# Exercise requirements:
Give the count of lines in the data that include the string "labels", with no added remarks.

# Dataset records:

────────

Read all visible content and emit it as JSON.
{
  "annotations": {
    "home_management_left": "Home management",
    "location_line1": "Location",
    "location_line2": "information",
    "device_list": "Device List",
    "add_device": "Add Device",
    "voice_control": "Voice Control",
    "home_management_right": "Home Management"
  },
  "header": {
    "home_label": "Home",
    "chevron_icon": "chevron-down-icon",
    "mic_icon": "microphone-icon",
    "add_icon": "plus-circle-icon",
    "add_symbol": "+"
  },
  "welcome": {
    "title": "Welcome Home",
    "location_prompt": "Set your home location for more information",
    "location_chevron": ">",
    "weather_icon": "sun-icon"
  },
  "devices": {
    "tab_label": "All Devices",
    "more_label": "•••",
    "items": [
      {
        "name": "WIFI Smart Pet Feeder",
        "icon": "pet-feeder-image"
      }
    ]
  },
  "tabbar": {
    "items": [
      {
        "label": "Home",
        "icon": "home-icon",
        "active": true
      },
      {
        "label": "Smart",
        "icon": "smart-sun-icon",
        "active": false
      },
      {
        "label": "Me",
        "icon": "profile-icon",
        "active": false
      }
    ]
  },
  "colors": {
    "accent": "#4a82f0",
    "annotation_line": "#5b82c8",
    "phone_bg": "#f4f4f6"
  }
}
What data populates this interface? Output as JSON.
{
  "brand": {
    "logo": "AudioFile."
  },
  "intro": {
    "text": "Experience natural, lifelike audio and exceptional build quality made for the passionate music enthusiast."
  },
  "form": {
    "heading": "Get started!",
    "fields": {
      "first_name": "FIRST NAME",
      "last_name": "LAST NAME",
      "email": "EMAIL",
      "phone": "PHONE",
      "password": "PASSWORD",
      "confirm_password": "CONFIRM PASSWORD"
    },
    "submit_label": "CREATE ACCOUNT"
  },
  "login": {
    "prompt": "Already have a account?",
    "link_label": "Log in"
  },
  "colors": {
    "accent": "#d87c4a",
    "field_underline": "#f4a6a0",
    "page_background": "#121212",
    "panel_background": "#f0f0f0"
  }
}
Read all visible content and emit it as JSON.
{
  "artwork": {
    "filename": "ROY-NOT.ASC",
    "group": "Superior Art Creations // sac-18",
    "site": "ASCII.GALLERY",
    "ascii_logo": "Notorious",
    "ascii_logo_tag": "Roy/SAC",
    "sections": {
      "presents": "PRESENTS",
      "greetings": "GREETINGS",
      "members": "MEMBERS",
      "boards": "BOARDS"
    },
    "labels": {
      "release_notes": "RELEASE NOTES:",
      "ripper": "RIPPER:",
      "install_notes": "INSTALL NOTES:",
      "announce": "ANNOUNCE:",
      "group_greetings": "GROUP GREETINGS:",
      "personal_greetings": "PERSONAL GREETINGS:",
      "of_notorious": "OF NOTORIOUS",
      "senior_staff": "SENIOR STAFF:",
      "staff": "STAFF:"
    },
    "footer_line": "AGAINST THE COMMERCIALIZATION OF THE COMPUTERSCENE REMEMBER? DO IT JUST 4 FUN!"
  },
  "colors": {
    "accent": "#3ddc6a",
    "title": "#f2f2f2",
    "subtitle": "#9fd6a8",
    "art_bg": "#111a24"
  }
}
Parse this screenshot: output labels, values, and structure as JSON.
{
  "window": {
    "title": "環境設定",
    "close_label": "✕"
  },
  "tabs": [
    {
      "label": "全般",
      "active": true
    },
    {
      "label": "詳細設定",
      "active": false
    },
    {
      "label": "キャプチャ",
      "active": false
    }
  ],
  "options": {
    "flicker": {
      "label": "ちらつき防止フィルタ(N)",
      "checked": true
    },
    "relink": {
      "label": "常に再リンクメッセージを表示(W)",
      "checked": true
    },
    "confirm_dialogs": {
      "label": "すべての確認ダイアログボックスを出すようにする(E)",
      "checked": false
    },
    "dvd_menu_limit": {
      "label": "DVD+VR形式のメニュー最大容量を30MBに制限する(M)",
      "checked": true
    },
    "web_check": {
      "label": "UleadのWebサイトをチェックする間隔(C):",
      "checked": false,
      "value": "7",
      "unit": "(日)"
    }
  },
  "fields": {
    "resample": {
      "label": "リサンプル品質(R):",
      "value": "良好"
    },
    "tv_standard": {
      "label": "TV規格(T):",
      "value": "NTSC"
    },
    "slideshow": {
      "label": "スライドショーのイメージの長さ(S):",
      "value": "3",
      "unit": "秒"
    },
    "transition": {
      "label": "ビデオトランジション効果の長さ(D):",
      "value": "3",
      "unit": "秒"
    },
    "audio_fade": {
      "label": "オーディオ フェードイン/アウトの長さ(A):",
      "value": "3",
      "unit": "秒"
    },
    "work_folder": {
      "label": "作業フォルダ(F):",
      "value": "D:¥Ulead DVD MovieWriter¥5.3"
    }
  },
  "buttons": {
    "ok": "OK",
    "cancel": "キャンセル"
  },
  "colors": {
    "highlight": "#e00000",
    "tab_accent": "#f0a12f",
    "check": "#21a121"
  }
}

────────

# Response to the task:
2